[Extracted data entries]
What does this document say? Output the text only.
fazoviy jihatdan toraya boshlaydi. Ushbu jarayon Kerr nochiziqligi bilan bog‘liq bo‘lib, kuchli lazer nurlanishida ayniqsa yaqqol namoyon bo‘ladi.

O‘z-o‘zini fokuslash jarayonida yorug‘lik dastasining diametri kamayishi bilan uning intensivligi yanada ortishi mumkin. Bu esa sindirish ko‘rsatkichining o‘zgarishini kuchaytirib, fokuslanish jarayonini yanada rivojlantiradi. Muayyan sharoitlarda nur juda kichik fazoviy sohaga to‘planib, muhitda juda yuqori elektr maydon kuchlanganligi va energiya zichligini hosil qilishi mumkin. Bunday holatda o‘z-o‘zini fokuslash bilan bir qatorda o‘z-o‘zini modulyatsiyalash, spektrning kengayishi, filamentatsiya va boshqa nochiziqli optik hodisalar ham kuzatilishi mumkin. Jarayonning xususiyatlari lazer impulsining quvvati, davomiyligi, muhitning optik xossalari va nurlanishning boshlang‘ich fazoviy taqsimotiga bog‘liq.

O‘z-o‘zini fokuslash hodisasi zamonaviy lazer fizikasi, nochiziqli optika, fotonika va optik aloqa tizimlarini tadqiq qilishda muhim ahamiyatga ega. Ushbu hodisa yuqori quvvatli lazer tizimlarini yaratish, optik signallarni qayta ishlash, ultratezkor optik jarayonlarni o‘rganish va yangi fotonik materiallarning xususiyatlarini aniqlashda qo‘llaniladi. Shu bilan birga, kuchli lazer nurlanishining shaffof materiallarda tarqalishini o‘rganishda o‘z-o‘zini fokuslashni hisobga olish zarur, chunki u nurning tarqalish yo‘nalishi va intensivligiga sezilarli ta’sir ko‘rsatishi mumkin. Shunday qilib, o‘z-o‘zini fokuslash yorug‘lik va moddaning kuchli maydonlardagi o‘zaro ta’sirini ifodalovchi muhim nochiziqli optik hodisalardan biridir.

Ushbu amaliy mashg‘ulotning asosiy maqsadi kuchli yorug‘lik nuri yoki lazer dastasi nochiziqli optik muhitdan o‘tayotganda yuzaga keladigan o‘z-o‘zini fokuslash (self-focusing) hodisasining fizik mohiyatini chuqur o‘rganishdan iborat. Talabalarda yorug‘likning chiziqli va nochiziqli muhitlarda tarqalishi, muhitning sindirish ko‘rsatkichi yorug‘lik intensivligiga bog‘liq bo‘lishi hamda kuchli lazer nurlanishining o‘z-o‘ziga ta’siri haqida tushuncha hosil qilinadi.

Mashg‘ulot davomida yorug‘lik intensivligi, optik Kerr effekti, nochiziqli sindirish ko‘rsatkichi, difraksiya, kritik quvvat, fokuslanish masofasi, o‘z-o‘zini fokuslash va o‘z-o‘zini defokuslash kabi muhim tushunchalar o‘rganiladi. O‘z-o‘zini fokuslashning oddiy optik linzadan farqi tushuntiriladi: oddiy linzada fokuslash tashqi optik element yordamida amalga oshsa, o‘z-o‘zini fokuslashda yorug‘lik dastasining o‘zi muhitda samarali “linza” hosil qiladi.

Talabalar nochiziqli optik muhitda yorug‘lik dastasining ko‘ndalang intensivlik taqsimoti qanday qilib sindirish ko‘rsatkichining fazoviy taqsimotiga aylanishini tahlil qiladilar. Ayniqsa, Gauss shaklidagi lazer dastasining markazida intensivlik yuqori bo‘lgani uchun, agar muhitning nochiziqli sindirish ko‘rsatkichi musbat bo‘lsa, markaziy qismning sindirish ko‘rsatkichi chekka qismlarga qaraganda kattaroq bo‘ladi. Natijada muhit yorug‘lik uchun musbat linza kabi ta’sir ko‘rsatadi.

> _What you will do_: From the entries above, copy out every line where the string "Kerr" appears.

> _Complete answer_:
fazoviy jihatdan toraya boshlaydi. Ushbu jarayon Kerr nochiziqligi bilan bog‘liq bo‘lib, kuchli lazer nurlanishida ayniqsa yaqqol namoyon bo‘ladi.
Mashg‘ulot davomida yorug‘lik intensivligi, optik Kerr effekti, nochiziqli sindirish ko‘rsatkichi, difraksiya, kritik quvvat, fokuslanish masofasi, o‘z-o‘zini fokuslash va o‘z-o‘zini defokuslash kabi muhim tushunchalar o‘rganiladi. O‘z-o‘zini fokuslashning oddiy optik linzadan farqi tushuntiriladi: oddiy linzada fokuslash tashqi optik element yordamida amalga oshsa, o‘z-o‘zini fokuslashda yorug‘lik dastasining o‘zi muhitda samarali “linza” hosil qiladi.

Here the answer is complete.